Extract all lines that hold "половинчатую" from the records below.

Extracted data entries:
_ _ _ _ _
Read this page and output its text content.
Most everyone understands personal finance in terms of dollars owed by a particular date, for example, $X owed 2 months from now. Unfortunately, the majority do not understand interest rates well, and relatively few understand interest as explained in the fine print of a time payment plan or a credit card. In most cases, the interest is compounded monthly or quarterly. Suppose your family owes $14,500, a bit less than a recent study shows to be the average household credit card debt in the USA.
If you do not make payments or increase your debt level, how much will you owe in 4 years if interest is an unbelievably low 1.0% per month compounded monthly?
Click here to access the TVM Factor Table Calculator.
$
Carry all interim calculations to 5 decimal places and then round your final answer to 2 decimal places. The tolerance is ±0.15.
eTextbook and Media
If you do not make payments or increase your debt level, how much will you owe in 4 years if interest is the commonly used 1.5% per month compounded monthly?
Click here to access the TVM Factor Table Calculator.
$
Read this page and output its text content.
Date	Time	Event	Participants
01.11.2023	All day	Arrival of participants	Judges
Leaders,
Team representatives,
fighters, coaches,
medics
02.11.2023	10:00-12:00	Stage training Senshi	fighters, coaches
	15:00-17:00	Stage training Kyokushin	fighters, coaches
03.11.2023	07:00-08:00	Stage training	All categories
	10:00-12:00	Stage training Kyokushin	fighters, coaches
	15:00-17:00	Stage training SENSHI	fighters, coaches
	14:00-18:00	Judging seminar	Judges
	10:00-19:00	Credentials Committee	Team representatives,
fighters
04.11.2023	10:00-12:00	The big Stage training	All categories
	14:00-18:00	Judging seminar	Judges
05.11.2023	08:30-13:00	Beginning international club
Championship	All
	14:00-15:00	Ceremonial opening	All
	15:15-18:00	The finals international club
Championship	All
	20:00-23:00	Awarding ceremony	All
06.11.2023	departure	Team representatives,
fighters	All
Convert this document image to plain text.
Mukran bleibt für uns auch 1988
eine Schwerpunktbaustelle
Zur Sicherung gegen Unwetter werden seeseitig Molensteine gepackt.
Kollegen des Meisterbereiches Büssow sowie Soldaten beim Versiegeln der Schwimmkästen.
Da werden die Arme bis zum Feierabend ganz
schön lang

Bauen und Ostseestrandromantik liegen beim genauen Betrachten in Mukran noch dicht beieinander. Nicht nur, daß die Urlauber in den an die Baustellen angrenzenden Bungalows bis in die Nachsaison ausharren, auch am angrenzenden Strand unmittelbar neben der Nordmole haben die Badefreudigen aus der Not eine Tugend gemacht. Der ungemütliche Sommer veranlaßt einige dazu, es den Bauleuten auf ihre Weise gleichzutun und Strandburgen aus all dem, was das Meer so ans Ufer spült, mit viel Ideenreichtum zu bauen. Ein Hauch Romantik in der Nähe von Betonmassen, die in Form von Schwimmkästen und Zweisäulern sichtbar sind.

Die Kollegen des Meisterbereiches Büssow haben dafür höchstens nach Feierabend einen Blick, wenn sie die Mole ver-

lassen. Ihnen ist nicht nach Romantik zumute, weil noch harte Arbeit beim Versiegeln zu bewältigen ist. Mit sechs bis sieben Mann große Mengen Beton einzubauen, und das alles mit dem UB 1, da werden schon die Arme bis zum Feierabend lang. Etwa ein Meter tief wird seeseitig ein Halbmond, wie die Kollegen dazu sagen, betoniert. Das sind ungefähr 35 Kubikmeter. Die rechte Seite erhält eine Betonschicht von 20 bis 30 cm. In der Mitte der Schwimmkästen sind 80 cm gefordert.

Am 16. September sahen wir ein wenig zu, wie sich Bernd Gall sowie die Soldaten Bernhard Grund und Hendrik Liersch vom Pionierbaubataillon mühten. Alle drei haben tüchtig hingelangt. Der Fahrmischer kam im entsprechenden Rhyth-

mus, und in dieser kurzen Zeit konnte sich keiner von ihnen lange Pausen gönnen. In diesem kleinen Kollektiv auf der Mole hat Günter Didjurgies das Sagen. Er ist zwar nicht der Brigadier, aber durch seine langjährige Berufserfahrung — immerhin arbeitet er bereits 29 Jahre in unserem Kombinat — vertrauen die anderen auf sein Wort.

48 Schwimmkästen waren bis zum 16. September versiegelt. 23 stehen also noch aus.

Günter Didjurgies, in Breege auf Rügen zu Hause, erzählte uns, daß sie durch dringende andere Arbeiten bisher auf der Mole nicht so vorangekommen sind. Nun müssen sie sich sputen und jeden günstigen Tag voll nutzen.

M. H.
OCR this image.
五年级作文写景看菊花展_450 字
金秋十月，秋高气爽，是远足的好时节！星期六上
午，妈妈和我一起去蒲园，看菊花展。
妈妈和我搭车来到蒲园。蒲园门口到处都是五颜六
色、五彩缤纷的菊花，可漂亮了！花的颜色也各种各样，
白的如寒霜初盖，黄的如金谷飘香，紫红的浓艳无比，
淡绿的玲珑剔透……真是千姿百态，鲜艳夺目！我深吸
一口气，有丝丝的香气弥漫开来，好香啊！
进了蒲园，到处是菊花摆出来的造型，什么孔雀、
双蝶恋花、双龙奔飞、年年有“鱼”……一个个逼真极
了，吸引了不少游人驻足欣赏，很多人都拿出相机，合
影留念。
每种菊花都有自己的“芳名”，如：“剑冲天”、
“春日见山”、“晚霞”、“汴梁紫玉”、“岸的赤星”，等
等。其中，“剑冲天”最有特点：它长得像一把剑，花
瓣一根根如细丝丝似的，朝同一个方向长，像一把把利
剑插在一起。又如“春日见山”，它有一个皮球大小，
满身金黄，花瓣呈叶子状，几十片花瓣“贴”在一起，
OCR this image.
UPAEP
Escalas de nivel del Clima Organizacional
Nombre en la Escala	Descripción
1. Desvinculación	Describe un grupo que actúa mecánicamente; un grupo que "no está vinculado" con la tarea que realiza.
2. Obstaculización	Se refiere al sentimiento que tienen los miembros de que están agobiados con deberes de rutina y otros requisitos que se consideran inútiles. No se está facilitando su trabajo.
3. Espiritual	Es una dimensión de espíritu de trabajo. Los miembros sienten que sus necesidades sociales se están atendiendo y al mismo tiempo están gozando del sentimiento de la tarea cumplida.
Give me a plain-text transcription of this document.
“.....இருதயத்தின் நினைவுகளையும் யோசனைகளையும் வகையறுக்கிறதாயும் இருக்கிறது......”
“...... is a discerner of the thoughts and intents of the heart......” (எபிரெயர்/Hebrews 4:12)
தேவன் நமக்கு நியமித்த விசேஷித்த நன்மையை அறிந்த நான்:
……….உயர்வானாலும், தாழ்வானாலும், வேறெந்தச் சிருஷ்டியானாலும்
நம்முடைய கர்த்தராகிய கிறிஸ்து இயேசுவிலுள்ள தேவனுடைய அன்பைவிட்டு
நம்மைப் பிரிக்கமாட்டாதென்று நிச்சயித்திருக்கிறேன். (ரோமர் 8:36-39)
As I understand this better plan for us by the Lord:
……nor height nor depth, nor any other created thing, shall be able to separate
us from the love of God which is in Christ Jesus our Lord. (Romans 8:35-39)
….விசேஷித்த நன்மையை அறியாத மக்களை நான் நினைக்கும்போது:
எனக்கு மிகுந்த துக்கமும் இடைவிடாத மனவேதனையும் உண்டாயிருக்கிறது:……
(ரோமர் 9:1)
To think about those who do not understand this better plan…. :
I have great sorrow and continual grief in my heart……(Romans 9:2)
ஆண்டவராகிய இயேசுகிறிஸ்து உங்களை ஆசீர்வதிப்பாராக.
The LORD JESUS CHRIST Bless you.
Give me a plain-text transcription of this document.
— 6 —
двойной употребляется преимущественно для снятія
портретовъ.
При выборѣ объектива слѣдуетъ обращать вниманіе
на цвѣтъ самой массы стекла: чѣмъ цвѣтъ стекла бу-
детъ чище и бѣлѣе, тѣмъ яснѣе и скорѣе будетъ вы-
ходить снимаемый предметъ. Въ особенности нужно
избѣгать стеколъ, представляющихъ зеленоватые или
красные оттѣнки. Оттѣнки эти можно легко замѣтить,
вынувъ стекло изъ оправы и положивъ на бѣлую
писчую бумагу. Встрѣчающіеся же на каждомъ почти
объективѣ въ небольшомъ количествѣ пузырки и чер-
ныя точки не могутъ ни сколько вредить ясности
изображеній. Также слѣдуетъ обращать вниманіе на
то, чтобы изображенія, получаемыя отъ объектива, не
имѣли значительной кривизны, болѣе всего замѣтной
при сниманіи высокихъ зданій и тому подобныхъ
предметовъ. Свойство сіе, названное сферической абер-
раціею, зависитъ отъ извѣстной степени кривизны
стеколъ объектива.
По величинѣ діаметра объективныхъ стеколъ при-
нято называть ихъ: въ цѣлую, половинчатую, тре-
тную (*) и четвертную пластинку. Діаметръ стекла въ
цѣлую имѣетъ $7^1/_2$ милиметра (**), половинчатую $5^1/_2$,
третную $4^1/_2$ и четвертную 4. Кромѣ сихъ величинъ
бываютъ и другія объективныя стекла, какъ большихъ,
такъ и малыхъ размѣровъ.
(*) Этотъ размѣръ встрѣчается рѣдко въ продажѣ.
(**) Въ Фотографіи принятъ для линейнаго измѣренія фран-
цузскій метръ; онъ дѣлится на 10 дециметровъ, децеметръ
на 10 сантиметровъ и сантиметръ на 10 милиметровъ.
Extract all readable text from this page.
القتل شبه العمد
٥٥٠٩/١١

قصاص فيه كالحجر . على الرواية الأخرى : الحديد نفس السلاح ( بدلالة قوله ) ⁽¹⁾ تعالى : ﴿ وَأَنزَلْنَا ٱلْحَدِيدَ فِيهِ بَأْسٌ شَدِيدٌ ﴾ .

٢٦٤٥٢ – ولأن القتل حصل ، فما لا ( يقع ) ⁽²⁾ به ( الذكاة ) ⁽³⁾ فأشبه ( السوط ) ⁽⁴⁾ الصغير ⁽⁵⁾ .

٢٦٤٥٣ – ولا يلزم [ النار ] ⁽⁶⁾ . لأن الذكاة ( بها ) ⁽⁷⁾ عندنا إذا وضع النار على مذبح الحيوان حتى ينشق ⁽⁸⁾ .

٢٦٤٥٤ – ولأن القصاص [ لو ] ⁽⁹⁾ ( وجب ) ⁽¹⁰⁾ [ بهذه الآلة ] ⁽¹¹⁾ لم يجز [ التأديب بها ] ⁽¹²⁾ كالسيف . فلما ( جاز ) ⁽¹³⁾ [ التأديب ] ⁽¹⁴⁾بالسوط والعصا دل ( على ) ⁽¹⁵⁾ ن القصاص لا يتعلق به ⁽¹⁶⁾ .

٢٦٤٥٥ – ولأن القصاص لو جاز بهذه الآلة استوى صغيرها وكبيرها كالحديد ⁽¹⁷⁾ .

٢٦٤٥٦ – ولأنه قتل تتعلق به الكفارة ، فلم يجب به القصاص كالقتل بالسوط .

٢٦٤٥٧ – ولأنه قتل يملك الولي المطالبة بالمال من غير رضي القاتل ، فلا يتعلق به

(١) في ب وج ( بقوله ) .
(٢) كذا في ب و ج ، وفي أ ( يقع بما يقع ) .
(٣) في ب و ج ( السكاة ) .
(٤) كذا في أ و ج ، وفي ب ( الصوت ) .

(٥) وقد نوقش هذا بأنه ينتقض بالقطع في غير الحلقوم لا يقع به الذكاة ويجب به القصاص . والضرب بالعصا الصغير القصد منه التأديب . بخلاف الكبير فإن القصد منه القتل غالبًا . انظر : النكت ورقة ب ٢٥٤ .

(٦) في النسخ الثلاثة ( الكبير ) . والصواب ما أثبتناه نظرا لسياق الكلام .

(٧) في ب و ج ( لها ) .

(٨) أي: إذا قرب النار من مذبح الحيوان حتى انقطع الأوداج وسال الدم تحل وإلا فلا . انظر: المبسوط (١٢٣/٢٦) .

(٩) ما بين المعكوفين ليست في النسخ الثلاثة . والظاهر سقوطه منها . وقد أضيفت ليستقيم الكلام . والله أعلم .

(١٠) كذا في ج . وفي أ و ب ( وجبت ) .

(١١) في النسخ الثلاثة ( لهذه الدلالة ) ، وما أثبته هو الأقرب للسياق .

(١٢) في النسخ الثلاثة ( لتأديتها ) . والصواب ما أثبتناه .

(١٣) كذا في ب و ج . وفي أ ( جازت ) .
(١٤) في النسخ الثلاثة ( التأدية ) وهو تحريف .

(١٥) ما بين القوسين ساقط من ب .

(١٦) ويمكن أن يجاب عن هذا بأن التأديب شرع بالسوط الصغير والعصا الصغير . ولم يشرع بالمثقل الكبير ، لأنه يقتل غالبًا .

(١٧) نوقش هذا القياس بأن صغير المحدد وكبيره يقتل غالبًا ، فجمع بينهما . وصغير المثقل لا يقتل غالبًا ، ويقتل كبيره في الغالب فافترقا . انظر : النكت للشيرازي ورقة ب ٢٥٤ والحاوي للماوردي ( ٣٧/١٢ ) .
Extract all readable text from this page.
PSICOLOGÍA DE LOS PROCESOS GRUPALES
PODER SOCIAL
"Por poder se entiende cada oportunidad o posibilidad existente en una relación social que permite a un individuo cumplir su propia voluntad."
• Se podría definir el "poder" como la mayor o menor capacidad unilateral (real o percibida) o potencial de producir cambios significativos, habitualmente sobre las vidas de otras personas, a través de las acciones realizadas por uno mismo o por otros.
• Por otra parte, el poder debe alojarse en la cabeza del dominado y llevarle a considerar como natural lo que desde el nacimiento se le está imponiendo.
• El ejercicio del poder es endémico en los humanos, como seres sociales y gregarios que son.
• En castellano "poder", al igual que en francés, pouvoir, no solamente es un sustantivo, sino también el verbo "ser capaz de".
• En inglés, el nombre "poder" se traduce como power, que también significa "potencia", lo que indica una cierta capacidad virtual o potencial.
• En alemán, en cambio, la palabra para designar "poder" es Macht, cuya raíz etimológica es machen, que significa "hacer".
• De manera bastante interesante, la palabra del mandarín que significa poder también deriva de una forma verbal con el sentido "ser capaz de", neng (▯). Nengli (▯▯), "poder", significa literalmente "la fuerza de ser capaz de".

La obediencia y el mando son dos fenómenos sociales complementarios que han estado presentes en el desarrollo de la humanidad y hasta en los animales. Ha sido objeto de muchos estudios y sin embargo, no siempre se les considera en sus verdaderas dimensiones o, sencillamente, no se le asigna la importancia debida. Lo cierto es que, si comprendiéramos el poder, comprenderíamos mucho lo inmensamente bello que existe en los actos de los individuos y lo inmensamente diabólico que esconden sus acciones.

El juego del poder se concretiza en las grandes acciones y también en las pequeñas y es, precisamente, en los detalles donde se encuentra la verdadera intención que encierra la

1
_ _ _ _ _
= RESULT =
нято называть ихъ: въ цѣлую, половинчатую, тре-
цѣлую имѣетъ $7^1/_2$ милиметра (**), половинчатую $5^1/_2$,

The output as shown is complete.